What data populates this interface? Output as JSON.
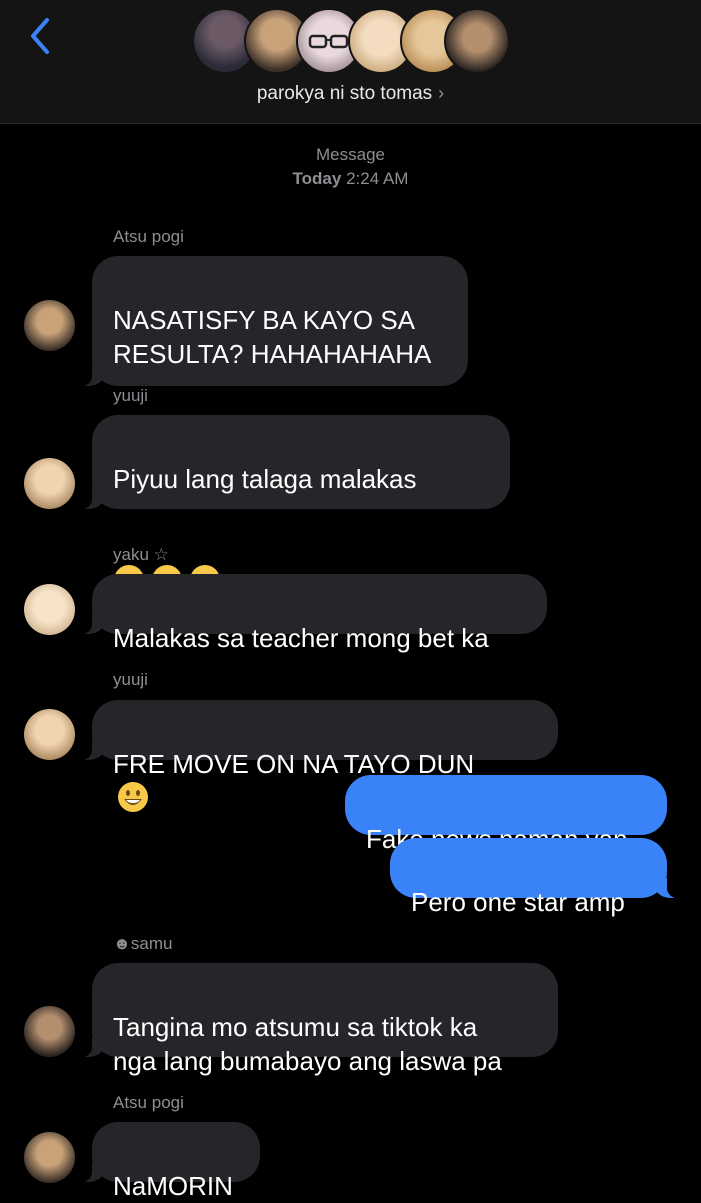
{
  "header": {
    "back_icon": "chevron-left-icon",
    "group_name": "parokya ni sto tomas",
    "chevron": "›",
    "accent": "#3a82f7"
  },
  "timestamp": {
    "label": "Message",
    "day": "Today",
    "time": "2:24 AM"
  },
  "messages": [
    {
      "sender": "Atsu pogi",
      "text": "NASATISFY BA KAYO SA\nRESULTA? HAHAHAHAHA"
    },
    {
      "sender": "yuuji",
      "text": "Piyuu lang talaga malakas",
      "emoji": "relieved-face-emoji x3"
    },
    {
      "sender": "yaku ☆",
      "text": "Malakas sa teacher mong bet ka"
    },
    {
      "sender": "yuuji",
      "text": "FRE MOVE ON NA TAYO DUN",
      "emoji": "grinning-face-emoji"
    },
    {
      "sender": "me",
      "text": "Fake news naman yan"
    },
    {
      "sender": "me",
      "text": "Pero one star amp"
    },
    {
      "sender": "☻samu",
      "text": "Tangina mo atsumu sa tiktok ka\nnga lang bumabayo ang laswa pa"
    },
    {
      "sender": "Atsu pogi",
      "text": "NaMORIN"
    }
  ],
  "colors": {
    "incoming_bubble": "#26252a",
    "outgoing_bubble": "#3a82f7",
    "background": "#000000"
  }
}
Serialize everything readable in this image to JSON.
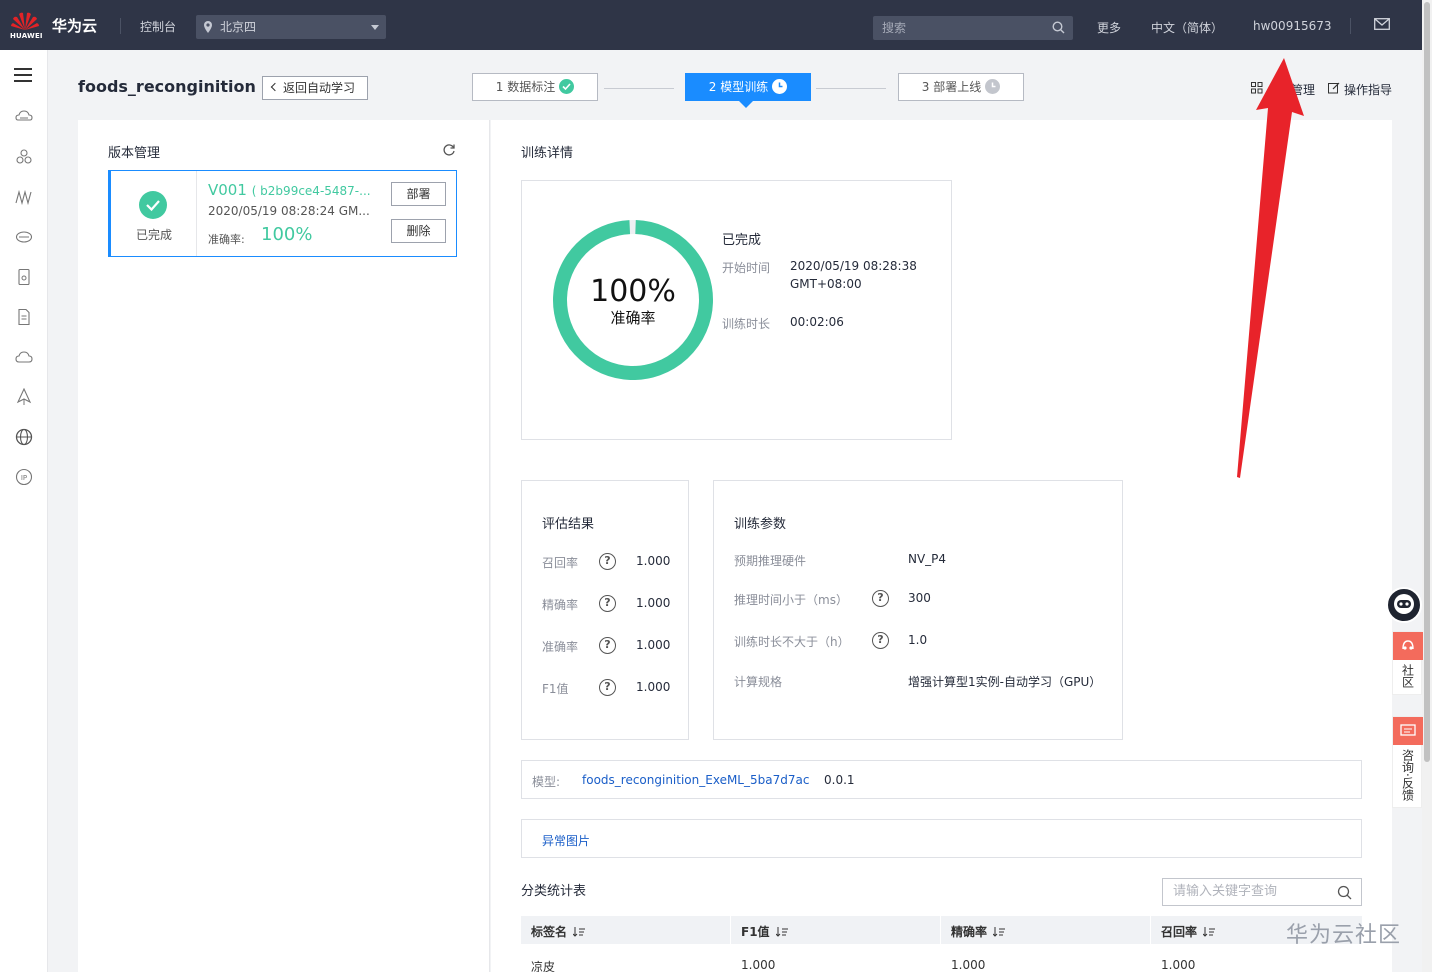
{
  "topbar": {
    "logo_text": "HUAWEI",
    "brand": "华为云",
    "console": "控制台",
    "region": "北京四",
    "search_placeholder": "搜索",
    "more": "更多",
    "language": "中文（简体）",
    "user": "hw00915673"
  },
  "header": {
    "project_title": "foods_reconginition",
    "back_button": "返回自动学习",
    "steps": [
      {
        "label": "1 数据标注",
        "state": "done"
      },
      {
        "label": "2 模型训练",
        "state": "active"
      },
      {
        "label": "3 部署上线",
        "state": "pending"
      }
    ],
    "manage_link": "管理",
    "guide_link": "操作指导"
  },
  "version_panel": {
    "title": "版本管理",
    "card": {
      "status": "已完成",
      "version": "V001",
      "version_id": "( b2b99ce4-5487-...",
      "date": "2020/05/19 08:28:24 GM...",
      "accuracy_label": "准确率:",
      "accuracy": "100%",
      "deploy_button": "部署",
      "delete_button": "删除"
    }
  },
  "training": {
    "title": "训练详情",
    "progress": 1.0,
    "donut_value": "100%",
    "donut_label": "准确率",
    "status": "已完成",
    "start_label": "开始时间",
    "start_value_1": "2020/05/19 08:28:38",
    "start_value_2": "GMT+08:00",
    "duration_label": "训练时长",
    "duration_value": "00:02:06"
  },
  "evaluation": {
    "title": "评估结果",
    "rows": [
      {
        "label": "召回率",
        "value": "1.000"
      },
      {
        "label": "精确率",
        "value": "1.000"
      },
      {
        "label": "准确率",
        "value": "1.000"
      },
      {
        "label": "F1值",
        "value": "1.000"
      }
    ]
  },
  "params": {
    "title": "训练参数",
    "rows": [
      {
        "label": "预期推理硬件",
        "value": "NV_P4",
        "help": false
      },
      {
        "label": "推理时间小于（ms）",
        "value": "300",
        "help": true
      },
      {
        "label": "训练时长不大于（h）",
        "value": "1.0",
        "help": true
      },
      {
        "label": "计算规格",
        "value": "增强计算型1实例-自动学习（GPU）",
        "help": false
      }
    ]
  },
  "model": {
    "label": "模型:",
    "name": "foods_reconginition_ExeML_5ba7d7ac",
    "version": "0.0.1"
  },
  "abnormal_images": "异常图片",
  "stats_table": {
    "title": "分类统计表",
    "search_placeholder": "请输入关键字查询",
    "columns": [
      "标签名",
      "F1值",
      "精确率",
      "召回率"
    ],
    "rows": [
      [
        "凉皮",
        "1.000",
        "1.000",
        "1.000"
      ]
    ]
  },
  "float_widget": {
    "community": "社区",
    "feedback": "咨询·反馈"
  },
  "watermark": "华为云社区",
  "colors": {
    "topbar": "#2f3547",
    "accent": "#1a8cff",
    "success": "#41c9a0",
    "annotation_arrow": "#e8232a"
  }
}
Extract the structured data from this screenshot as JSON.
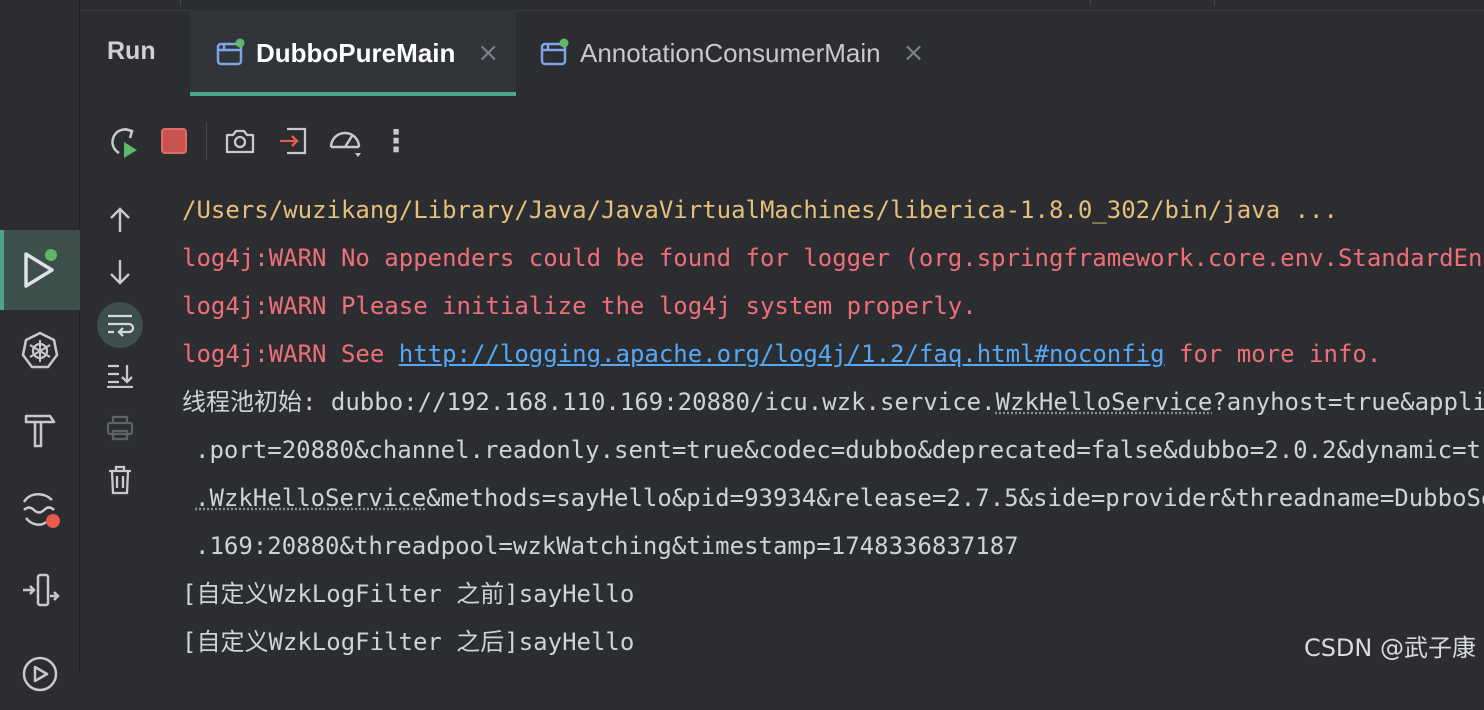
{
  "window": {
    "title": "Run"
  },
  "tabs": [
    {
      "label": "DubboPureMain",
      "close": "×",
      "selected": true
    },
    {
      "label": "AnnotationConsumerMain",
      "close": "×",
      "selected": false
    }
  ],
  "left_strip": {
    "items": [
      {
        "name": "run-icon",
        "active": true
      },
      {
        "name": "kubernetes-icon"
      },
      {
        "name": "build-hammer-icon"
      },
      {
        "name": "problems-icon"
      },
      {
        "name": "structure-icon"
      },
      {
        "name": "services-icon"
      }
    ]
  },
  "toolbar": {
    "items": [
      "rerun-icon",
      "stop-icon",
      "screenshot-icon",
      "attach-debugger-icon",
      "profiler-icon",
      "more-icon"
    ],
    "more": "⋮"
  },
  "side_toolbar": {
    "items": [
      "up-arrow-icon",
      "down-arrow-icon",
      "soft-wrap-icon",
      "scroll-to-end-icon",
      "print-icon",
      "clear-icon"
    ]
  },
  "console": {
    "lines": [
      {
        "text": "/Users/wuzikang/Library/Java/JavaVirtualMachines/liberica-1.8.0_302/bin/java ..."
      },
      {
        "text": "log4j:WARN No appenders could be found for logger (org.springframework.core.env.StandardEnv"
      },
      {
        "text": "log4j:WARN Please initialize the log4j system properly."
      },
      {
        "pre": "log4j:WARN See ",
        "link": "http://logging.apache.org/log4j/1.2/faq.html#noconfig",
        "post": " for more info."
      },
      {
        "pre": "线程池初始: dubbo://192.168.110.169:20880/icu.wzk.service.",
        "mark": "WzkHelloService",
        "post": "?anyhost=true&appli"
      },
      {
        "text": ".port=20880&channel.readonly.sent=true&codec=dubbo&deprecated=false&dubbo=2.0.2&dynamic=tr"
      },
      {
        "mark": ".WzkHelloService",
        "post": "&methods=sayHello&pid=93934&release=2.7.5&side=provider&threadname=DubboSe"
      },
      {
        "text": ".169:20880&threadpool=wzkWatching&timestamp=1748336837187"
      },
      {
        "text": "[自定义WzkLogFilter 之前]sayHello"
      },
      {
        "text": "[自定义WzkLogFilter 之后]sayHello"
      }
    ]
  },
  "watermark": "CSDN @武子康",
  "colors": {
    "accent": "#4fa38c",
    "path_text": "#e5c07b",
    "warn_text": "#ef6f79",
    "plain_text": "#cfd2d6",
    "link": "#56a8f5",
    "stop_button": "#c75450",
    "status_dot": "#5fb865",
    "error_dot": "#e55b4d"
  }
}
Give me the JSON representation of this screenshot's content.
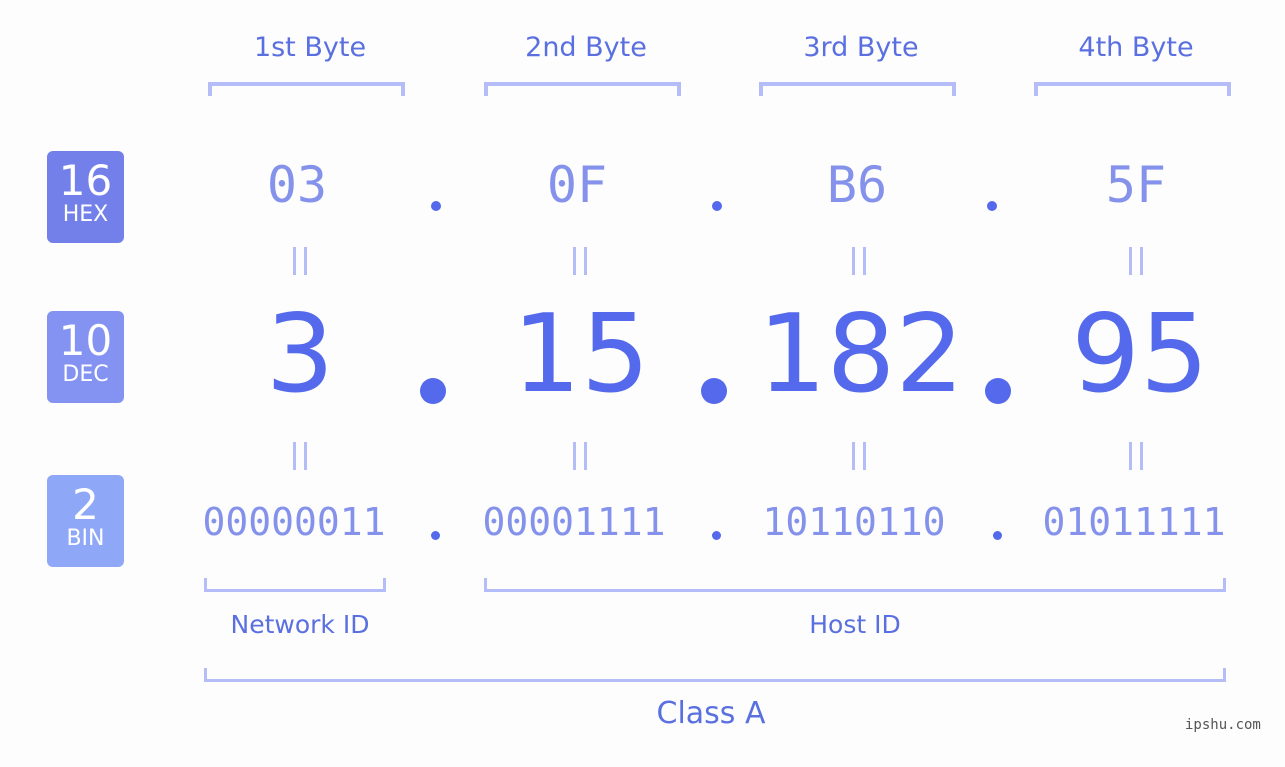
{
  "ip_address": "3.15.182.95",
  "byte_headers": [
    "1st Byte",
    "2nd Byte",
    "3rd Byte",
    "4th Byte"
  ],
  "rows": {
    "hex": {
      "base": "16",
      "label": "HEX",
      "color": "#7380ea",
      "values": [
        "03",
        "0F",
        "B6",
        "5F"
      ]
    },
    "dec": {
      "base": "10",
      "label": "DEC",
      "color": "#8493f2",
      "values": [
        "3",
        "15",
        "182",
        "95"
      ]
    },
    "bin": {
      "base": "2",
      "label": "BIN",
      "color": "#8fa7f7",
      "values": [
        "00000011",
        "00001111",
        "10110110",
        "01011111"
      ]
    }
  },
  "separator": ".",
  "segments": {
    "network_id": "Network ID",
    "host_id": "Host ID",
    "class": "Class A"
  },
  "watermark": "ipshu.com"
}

> [Problem details]:
Output the full set of records above without changing a word, and drop the images.

> [Result]:
What data populates this interface? Output as JSON.
{
  "header": {
    "back_icon": "chevron-left-icon",
    "group_name": "parokya ni sto tomas",
    "chevron": "›",
    "accent": "#3a82f7"
  },
  "timestamp": {
    "label": "Message",
    "day": "Today",
    "time": "2:24 AM"
  },
  "messages": [
    {
      "sender": "Atsu pogi",
      "text": "NASATISFY BA KAYO SA\nRESULTA? HAHAHAHAHA"
    },
    {
      "sender": "yuuji",
      "text": "Piyuu lang talaga malakas",
      "emoji": "relieved-face-emoji x3"
    },
    {
      "sender": "yaku ☆",
      "text": "Malakas sa teacher mong bet ka"
    },
    {
      "sender": "yuuji",
      "text": "FRE MOVE ON NA TAYO DUN",
      "emoji": "grinning-face-emoji"
    },
    {
      "sender": "me",
      "text": "Fake news naman yan"
    },
    {
      "sender": "me",
      "text": "Pero one star amp"
    },
    {
      "sender": "☻samu",
      "text": "Tangina mo atsumu sa tiktok ka\nnga lang bumabayo ang laswa pa"
    },
    {
      "sender": "Atsu pogi",
      "text": "NaMORIN"
    }
  ],
  "colors": {
    "incoming_bubble": "#26252a",
    "outgoing_bubble": "#3a82f7",
    "background": "#000000"
  }
}
Serialize everything readable in this image to JSON.
{
  "topbar": {
    "logo_text": "HUAWEI",
    "brand": "华为云",
    "console": "控制台",
    "region": "北京四",
    "search_placeholder": "搜索",
    "more": "更多",
    "language": "中文（简体）",
    "user": "hw00915673"
  },
  "header": {
    "project_title": "foods_reconginition",
    "back_button": "返回自动学习",
    "steps": [
      {
        "label": "1 数据标注",
        "state": "done"
      },
      {
        "label": "2 模型训练",
        "state": "active"
      },
      {
        "label": "3 部署上线",
        "state": "pending"
      }
    ],
    "manage_link": "管理",
    "guide_link": "操作指导"
  },
  "version_panel": {
    "title": "版本管理",
    "card": {
      "status": "已完成",
      "version": "V001",
      "version_id": "( b2b99ce4-5487-...",
      "date": "2020/05/19 08:28:24 GM...",
      "accuracy_label": "准确率:",
      "accuracy": "100%",
      "deploy_button": "部署",
      "delete_button": "删除"
    }
  },
  "training": {
    "title": "训练详情",
    "progress": 1.0,
    "donut_value": "100%",
    "donut_label": "准确率",
    "status": "已完成",
    "start_label": "开始时间",
    "start_value_1": "2020/05/19 08:28:38",
    "start_value_2": "GMT+08:00",
    "duration_label": "训练时长",
    "duration_value": "00:02:06"
  },
  "evaluation": {
    "title": "评估结果",
    "rows": [
      {
        "label": "召回率",
        "value": "1.000"
      },
      {
        "label": "精确率",
        "value": "1.000"
      },
      {
        "label": "准确率",
        "value": "1.000"
      },
      {
        "label": "F1值",
        "value": "1.000"
      }
    ]
  },
  "params": {
    "title": "训练参数",
    "rows": [
      {
        "label": "预期推理硬件",
        "value": "NV_P4",
        "help": false
      },
      {
        "label": "推理时间小于（ms）",
        "value": "300",
        "help": true
      },
      {
        "label": "训练时长不大于（h）",
        "value": "1.0",
        "help": true
      },
      {
        "label": "计算规格",
        "value": "增强计算型1实例-自动学习（GPU）",
        "help": false
      }
    ]
  },
  "model": {
    "label": "模型:",
    "name": "foods_reconginition_ExeML_5ba7d7ac",
    "version": "0.0.1"
  },
  "abnormal_images": "异常图片",
  "stats_table": {
    "title": "分类统计表",
    "search_placeholder": "请输入关键字查询",
    "columns": [
      "标签名",
      "F1值",
      "精确率",
      "召回率"
    ],
    "rows": [
      [
        "凉皮",
        "1.000",
        "1.000",
        "1.000"
      ]
    ]
  },
  "float_widget": {
    "community": "社区",
    "feedback": "咨询·反馈"
  },
  "watermark": "华为云社区",
  "colors": {
    "topbar": "#2f3547",
    "accent": "#1a8cff",
    "success": "#41c9a0",
    "annotation_arrow": "#e8232a"
  }
}
Extract the structured data from this screenshot as JSON.
{
  "window": {
    "title": "Run"
  },
  "tabs": [
    {
      "label": "DubboPureMain",
      "close": "×",
      "selected": true
    },
    {
      "label": "AnnotationConsumerMain",
      "close": "×",
      "selected": false
    }
  ],
  "left_strip": {
    "items": [
      {
        "name": "run-icon",
        "active": true
      },
      {
        "name": "kubernetes-icon"
      },
      {
        "name": "build-hammer-icon"
      },
      {
        "name": "problems-icon"
      },
      {
        "name": "structure-icon"
      },
      {
        "name": "services-icon"
      }
    ]
  },
  "toolbar": {
    "items": [
      "rerun-icon",
      "stop-icon",
      "screenshot-icon",
      "attach-debugger-icon",
      "profiler-icon",
      "more-icon"
    ],
    "more": "⋮"
  },
  "side_toolbar": {
    "items": [
      "up-arrow-icon",
      "down-arrow-icon",
      "soft-wrap-icon",
      "scroll-to-end-icon",
      "print-icon",
      "clear-icon"
    ]
  },
  "console": {
    "lines": [
      {
        "text": "/Users/wuzikang/Library/Java/JavaVirtualMachines/liberica-1.8.0_302/bin/java ..."
      },
      {
        "text": "log4j:WARN No appenders could be found for logger (org.springframework.core.env.StandardEnv"
      },
      {
        "text": "log4j:WARN Please initialize the log4j system properly."
      },
      {
        "pre": "log4j:WARN See ",
        "link": "http://logging.apache.org/log4j/1.2/faq.html#noconfig",
        "post": " for more info."
      },
      {
        "pre": "线程池初始: dubbo://192.168.110.169:20880/icu.wzk.service.",
        "mark": "WzkHelloService",
        "post": "?anyhost=true&appli"
      },
      {
        "text": ".port=20880&channel.readonly.sent=true&codec=dubbo&deprecated=false&dubbo=2.0.2&dynamic=tr"
      },
      {
        "mark": ".WzkHelloService",
        "post": "&methods=sayHello&pid=93934&release=2.7.5&side=provider&threadname=DubboSe"
      },
      {
        "text": ".169:20880&threadpool=wzkWatching&timestamp=1748336837187"
      },
      {
        "text": "[自定义WzkLogFilter 之前]sayHello"
      },
      {
        "text": "[自定义WzkLogFilter 之后]sayHello"
      }
    ]
  },
  "watermark": "CSDN @武子康",
  "colors": {
    "accent": "#4fa38c",
    "path_text": "#e5c07b",
    "warn_text": "#ef6f79",
    "plain_text": "#cfd2d6",
    "link": "#56a8f5",
    "stop_button": "#c75450",
    "status_dot": "#5fb865",
    "error_dot": "#e55b4d"
  }
}
Give me the JSON representation of this screenshot's content.
{
  "ip_address": "3.15.182.95",
  "byte_headers": [
    "1st Byte",
    "2nd Byte",
    "3rd Byte",
    "4th Byte"
  ],
  "rows": {
    "hex": {
      "base": "16",
      "label": "HEX",
      "color": "#7380ea",
      "values": [
        "03",
        "0F",
        "B6",
        "5F"
      ]
    },
    "dec": {
      "base": "10",
      "label": "DEC",
      "color": "#8493f2",
      "values": [
        "3",
        "15",
        "182",
        "95"
      ]
    },
    "bin": {
      "base": "2",
      "label": "BIN",
      "color": "#8fa7f7",
      "values": [
        "00000011",
        "00001111",
        "10110110",
        "01011111"
      ]
    }
  },
  "separator": ".",
  "segments": {
    "network_id": "Network ID",
    "host_id": "Host ID",
    "class": "Class A"
  },
  "watermark": "ipshu.com"
}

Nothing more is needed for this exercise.